Gather from the listing below each line that includes the word "handle", and copy it.

===============

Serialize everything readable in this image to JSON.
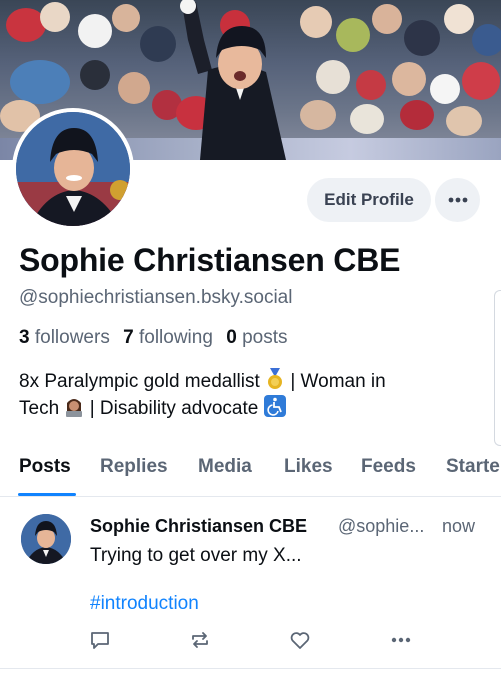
{
  "profile": {
    "display_name": "Sophie Christiansen CBE",
    "handle": "@sophiechristiansen.bsky.social",
    "followers_count": "3",
    "followers_label": "followers",
    "following_count": "7",
    "following_label": "following",
    "posts_count": "0",
    "posts_label": "posts",
    "bio_line1_text": "8x Paralympic gold medallist ",
    "bio_line1_after": " | Woman in",
    "bio_line2_text": "Tech ",
    "bio_line2_after": " | Disability advocate ",
    "icons": [
      "medal-icon",
      "woman-technologist-icon",
      "wheelchair-symbol-icon"
    ]
  },
  "header": {
    "edit_profile_label": "Edit Profile",
    "more_icon": "ellipsis-icon"
  },
  "tabs": [
    {
      "label": "Posts",
      "active": true
    },
    {
      "label": "Replies",
      "active": false
    },
    {
      "label": "Media",
      "active": false
    },
    {
      "label": "Likes",
      "active": false
    },
    {
      "label": "Feeds",
      "active": false
    },
    {
      "label": "Starte",
      "active": false
    }
  ],
  "post": {
    "author": "Sophie Christiansen CBE",
    "handle": "@sophie...",
    "time": "now",
    "text": "Trying to get over my X...",
    "hashtag": "#introduction",
    "actions": [
      "reply-icon",
      "repost-icon",
      "like-icon",
      "more-icon"
    ]
  },
  "colors": {
    "accent": "#1083fe",
    "muted_text": "#5b6675",
    "button_bg": "#eef1f5"
  }
}
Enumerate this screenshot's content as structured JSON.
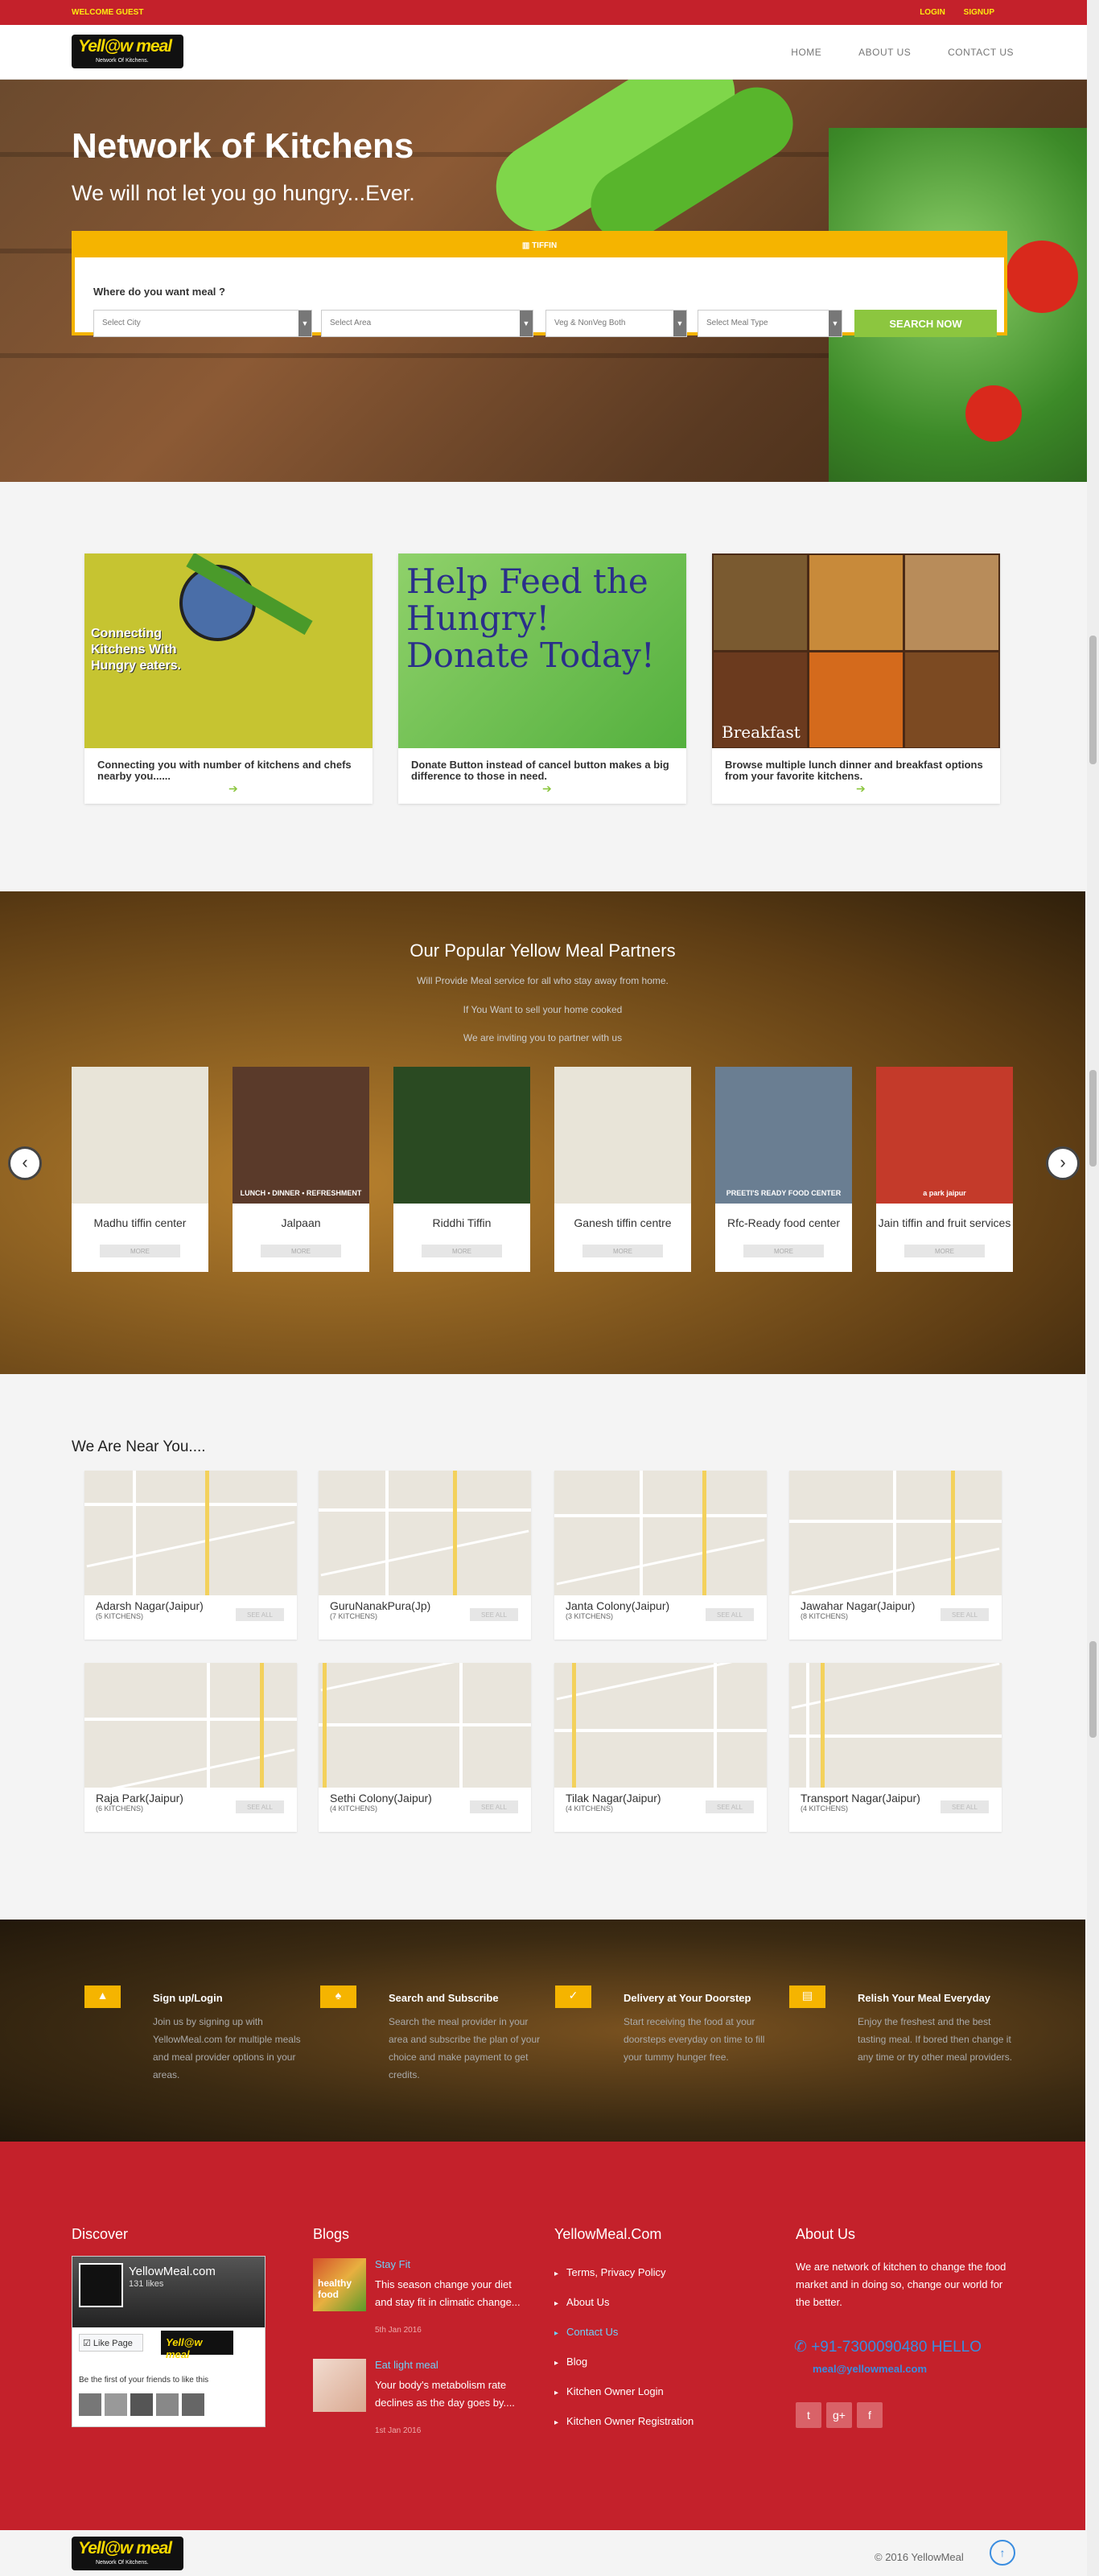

===============

Task response:
    "handle": "@sophiechristiansen.bsky.social",
    "handle": "@sophie...",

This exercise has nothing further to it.